#### WHAT THIS TASK INVOLVES:
Write out the lines from the line containing "What does this" through the final line of the listing below, exactly, omitting every other line.

#### DATA SHOWN:
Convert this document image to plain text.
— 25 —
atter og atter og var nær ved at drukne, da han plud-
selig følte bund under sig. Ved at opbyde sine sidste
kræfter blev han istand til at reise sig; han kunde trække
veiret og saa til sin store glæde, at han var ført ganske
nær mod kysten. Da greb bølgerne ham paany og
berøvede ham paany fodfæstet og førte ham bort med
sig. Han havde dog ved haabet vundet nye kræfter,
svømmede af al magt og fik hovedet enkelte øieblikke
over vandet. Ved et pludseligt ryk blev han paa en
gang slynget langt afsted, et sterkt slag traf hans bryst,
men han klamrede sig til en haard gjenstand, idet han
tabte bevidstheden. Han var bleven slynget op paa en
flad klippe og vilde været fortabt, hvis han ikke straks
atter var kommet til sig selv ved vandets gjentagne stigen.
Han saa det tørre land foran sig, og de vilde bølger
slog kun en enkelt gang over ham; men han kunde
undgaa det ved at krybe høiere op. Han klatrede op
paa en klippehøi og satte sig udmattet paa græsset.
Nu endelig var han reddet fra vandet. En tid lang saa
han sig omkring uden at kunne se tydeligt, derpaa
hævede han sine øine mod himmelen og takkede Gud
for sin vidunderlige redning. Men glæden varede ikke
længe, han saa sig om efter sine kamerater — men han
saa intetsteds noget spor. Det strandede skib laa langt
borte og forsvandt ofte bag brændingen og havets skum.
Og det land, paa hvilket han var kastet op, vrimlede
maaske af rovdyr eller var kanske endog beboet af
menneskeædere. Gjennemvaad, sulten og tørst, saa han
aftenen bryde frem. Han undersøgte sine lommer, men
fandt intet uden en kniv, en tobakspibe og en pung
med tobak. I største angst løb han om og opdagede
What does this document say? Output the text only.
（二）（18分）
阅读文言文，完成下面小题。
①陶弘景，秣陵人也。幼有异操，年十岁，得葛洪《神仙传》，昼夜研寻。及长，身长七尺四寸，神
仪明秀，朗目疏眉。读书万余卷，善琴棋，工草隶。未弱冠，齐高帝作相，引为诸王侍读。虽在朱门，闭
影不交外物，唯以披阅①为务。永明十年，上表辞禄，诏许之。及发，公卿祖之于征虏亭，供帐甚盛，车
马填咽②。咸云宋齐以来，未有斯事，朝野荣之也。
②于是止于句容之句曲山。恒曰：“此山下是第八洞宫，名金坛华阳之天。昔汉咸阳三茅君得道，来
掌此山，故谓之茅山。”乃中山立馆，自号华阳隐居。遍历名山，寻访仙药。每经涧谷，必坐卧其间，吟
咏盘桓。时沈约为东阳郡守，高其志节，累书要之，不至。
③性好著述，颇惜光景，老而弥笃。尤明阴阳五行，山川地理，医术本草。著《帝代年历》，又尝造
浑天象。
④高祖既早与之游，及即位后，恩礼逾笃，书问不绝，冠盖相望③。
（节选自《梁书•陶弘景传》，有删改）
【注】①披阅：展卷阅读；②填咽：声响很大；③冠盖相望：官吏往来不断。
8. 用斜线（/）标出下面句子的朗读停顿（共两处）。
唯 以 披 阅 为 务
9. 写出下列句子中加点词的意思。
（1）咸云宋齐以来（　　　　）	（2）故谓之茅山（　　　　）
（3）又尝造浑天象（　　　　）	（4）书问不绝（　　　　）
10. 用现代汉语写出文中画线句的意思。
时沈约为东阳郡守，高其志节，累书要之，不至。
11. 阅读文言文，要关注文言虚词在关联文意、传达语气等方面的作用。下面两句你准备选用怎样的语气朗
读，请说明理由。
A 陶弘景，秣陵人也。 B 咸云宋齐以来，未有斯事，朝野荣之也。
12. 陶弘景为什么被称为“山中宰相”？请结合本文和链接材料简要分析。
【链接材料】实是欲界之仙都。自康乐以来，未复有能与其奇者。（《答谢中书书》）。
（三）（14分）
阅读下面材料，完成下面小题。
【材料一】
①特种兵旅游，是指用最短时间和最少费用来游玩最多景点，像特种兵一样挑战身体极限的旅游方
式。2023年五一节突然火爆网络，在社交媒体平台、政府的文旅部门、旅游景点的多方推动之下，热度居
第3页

#### FULL RESPONSE:
What does this document say? Output the text only.
（二）（18分）
阅读文言文，完成下面小题。
①陶弘景，秣陵人也。幼有异操，年十岁，得葛洪《神仙传》，昼夜研寻。及长，身长七尺四寸，神
仪明秀，朗目疏眉。读书万余卷，善琴棋，工草隶。未弱冠，齐高帝作相，引为诸王侍读。虽在朱门，闭
影不交外物，唯以披阅①为务。永明十年，上表辞禄，诏许之。及发，公卿祖之于征虏亭，供帐甚盛，车
马填咽②。咸云宋齐以来，未有斯事，朝野荣之也。
②于是止于句容之句曲山。恒曰：“此山下是第八洞宫，名金坛华阳之天。昔汉咸阳三茅君得道，来
掌此山，故谓之茅山。”乃中山立馆，自号华阳隐居。遍历名山，寻访仙药。每经涧谷，必坐卧其间，吟
咏盘桓。时沈约为东阳郡守，高其志节，累书要之，不至。
③性好著述，颇惜光景，老而弥笃。尤明阴阳五行，山川地理，医术本草。著《帝代年历》，又尝造
浑天象。
④高祖既早与之游，及即位后，恩礼逾笃，书问不绝，冠盖相望③。
（节选自《梁书•陶弘景传》，有删改）
【注】①披阅：展卷阅读；②填咽：声响很大；③冠盖相望：官吏往来不断。
8. 用斜线（/）标出下面句子的朗读停顿（共两处）。
唯 以 披 阅 为 务
9. 写出下列句子中加点词的意思。
（1）咸云宋齐以来（　　　　）	（2）故谓之茅山（　　　　）
（3）又尝造浑天象（　　　　）	（4）书问不绝（　　　　）
10. 用现代汉语写出文中画线句的意思。
时沈约为东阳郡守，高其志节，累书要之，不至。
11. 阅读文言文，要关注文言虚词在关联文意、传达语气等方面的作用。下面两句你准备选用怎样的语气朗
读，请说明理由。
A 陶弘景，秣陵人也。 B 咸云宋齐以来，未有斯事，朝野荣之也。
12. 陶弘景为什么被称为“山中宰相”？请结合本文和链接材料简要分析。
【链接材料】实是欲界之仙都。自康乐以来，未复有能与其奇者。（《答谢中书书》）。
（三）（14分）
阅读下面材料，完成下面小题。
【材料一】
①特种兵旅游，是指用最短时间和最少费用来游玩最多景点，像特种兵一样挑战身体极限的旅游方
式。2023年五一节突然火爆网络，在社交媒体平台、政府的文旅部门、旅游景点的多方推动之下，热度居
第3页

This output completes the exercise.